Work required: Show all lines holding the string "JSON".

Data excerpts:

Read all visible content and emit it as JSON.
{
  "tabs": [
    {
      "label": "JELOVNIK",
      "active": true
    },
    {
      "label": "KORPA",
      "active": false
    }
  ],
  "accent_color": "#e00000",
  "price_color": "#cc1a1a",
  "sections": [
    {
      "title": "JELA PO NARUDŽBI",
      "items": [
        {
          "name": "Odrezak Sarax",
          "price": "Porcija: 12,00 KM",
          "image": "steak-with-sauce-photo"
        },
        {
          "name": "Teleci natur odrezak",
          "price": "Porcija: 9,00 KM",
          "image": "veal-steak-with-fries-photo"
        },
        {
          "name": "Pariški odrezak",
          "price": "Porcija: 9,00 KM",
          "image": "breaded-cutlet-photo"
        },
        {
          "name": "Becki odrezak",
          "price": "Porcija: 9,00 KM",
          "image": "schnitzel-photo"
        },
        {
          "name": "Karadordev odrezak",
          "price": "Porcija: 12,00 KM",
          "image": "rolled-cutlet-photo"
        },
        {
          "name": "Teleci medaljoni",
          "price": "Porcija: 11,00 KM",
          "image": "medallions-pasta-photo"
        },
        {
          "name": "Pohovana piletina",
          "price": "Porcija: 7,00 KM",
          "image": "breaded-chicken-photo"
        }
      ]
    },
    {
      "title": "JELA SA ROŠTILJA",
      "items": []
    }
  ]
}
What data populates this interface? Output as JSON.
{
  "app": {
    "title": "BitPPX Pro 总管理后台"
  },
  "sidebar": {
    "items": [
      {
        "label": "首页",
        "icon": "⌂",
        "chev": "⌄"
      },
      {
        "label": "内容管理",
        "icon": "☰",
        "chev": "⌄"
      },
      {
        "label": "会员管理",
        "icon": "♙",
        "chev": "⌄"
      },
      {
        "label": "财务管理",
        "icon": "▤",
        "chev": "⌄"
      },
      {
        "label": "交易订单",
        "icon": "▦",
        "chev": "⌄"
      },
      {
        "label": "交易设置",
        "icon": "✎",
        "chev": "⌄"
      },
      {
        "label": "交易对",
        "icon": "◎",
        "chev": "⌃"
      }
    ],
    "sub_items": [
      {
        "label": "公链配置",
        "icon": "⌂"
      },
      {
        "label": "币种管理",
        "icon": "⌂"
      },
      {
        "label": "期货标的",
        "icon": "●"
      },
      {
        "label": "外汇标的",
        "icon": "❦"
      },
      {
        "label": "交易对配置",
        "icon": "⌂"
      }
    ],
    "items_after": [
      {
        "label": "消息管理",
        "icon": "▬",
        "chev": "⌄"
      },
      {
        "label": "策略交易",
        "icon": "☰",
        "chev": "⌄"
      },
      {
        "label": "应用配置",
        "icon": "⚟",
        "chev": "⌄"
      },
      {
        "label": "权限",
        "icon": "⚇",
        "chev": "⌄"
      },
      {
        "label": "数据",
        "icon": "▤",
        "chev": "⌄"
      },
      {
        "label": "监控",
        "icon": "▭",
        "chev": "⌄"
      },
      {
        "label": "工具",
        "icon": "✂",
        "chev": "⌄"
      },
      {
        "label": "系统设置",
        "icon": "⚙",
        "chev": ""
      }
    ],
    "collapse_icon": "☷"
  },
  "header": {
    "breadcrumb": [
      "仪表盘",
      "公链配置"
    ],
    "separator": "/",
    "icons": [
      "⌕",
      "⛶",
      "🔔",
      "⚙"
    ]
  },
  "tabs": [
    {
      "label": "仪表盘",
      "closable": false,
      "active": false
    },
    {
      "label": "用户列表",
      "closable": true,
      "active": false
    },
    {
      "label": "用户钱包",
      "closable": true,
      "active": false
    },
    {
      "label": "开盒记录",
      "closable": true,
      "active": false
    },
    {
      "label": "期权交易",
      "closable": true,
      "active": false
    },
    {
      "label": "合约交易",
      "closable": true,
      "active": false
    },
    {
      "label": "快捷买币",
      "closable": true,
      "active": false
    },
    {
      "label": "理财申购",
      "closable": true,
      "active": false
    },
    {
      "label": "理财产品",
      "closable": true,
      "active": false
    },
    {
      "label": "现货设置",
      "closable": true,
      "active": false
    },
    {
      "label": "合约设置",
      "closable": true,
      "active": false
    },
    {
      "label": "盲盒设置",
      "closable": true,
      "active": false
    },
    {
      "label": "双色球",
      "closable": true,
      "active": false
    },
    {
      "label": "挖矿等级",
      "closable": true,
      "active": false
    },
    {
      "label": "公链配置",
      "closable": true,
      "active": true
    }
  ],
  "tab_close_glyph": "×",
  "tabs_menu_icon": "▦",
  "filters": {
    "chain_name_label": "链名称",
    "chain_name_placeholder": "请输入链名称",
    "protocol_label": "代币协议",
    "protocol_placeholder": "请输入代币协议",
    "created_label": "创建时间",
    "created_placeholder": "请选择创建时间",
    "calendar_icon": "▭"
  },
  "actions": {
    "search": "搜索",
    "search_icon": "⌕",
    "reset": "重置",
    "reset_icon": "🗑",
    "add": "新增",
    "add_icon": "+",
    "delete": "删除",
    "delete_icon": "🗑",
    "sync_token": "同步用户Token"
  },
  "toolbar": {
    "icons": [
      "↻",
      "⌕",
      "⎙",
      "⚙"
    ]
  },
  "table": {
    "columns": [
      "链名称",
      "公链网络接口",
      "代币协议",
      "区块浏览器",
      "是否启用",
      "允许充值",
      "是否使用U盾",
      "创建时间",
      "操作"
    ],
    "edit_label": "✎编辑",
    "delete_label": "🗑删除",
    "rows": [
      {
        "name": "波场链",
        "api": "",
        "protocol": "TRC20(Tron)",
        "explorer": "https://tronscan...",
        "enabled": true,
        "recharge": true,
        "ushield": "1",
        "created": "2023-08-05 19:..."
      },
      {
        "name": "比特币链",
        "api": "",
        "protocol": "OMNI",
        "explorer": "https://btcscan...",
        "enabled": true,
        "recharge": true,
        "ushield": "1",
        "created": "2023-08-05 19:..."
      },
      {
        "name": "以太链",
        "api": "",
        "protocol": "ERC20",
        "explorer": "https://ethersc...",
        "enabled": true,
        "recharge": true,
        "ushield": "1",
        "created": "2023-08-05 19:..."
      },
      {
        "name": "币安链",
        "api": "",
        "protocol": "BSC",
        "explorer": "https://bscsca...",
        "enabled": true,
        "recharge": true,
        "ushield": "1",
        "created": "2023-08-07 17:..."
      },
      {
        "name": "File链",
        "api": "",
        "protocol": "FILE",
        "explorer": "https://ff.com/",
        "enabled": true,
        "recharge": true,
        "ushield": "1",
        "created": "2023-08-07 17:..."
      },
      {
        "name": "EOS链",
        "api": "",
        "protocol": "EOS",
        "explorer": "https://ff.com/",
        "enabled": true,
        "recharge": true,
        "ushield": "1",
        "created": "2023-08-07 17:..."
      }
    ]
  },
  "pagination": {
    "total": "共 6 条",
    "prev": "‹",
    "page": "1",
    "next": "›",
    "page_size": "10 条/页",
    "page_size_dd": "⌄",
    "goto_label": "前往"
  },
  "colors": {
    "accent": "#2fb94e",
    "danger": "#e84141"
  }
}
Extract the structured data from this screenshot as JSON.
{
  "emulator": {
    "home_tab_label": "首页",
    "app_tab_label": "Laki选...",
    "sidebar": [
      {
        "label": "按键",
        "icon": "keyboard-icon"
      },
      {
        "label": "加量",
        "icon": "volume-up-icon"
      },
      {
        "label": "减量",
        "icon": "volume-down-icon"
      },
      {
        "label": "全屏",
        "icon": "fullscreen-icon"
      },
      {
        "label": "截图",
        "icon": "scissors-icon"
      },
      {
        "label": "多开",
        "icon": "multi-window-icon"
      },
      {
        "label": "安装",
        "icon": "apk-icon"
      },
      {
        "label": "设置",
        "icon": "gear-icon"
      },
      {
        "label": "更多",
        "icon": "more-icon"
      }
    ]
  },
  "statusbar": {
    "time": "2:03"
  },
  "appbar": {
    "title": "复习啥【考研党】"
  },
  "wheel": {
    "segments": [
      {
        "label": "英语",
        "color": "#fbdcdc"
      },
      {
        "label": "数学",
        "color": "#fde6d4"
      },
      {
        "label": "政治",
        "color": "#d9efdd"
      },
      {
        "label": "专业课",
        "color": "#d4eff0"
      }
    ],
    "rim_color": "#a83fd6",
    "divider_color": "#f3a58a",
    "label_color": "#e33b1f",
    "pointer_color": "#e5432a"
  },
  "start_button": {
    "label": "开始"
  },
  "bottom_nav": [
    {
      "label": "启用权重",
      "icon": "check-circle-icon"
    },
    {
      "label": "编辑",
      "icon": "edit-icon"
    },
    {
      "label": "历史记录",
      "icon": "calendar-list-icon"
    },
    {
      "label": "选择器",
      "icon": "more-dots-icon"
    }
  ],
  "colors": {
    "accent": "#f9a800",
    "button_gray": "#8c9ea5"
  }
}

Output for this task:
Read all visible content and emit it as JSON.
What data populates this interface? Output as JSON.
Extract the structured data from this screenshot as JSON.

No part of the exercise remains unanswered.